■ **DIRECTIONS**:
Tally up the lines where the string "JSON" appears; reply with the number only.

(Dataset entries on figures)
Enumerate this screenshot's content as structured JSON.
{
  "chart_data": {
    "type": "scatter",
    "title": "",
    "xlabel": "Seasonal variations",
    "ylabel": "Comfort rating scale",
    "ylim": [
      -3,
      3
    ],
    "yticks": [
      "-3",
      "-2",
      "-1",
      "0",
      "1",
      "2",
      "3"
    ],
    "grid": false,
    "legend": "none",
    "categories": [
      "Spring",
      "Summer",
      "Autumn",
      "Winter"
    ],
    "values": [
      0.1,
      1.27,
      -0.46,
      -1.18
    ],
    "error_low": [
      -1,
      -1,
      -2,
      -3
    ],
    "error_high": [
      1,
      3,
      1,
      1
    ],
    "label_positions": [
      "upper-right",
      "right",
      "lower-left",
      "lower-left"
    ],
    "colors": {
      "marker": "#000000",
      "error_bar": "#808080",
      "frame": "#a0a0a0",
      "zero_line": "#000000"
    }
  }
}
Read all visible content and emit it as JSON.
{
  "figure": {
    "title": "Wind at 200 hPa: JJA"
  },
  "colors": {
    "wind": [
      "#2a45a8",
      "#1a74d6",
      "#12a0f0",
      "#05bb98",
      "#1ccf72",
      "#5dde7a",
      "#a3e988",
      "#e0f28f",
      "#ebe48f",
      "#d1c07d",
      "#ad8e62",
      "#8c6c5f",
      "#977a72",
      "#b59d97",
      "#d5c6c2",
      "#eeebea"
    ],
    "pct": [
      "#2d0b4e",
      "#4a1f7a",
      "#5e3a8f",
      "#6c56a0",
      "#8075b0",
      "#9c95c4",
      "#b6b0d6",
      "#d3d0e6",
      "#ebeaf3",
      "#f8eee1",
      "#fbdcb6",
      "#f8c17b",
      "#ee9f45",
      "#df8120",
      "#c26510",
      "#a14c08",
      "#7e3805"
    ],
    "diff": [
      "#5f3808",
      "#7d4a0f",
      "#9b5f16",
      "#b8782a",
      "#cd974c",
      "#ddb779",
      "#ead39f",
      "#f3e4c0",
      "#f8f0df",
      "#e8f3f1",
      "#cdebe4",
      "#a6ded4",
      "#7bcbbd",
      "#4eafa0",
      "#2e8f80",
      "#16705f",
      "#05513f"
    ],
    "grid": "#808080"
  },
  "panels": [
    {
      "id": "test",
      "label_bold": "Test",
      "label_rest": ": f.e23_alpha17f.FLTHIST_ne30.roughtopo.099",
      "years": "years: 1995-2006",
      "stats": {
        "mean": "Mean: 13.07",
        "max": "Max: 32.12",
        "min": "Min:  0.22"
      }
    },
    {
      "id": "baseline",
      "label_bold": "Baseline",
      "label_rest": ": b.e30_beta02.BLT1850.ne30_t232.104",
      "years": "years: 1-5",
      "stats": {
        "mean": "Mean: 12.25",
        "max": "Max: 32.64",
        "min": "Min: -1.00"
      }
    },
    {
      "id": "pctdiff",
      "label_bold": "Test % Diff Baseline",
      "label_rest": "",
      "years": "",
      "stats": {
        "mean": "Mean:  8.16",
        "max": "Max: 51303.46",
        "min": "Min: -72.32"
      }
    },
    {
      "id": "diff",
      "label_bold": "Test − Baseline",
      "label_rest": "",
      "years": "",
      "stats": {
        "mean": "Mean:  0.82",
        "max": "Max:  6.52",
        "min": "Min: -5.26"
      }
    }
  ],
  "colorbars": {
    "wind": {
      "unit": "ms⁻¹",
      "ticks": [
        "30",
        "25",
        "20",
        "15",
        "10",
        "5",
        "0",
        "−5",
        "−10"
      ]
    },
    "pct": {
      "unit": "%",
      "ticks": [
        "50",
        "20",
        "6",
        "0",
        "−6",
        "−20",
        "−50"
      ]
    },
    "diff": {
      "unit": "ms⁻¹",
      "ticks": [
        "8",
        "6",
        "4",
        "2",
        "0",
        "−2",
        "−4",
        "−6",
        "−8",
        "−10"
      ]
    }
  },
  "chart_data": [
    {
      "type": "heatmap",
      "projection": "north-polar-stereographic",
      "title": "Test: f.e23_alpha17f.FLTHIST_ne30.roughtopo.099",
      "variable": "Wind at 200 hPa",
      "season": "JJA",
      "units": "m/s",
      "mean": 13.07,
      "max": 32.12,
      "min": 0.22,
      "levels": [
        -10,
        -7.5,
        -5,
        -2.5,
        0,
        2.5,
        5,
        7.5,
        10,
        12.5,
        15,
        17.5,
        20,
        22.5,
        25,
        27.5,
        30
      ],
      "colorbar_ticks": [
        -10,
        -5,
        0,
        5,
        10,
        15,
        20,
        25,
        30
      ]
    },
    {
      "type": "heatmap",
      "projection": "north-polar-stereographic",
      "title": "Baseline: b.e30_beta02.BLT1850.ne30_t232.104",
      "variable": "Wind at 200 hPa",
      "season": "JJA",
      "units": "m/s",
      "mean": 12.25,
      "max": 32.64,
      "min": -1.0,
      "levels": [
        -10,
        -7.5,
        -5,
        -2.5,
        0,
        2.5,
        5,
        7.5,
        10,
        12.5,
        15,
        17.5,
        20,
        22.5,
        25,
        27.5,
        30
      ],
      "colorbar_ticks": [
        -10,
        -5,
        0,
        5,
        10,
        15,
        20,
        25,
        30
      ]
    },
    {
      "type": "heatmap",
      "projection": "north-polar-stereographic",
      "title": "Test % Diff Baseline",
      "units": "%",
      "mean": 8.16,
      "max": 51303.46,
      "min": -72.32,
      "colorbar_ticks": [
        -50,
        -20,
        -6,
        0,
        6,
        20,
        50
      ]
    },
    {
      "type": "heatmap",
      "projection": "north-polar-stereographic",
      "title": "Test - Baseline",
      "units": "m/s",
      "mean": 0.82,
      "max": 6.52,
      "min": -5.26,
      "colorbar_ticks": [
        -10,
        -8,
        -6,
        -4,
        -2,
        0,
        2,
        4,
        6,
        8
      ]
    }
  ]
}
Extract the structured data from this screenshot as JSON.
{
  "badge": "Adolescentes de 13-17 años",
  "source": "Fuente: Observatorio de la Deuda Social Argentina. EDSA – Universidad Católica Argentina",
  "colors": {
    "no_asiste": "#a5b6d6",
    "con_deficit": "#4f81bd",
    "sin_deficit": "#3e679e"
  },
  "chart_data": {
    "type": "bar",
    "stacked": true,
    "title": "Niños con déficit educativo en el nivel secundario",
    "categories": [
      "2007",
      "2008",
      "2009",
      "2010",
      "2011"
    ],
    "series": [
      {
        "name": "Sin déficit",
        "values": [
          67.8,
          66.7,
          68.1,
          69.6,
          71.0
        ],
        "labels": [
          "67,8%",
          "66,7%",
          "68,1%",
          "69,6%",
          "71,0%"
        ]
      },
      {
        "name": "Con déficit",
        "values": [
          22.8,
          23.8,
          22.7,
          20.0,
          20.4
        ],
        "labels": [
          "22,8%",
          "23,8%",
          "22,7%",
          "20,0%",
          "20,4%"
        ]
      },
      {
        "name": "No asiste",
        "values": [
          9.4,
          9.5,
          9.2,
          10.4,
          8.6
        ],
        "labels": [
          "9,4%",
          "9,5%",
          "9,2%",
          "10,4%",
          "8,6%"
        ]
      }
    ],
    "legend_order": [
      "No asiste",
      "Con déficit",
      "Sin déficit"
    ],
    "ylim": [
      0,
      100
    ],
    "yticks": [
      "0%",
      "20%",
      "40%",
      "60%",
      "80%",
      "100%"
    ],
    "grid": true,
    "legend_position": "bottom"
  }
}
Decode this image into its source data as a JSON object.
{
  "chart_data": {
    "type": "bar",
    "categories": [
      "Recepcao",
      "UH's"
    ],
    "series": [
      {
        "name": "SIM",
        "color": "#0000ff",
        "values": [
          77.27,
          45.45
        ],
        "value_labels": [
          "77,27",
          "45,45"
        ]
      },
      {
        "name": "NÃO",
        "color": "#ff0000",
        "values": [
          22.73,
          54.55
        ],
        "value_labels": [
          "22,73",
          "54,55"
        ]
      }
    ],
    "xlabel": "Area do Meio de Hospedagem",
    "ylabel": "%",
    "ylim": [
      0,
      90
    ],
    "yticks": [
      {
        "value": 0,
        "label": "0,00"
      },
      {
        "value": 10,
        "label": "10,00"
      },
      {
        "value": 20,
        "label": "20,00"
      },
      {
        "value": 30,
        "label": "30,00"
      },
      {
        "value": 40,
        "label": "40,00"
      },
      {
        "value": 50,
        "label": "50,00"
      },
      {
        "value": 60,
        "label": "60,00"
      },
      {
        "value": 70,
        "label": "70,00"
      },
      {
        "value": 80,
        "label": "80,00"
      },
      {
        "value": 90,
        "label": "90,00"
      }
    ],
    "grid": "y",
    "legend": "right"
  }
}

■ **RESULT OF THIS EXERCISE**:
4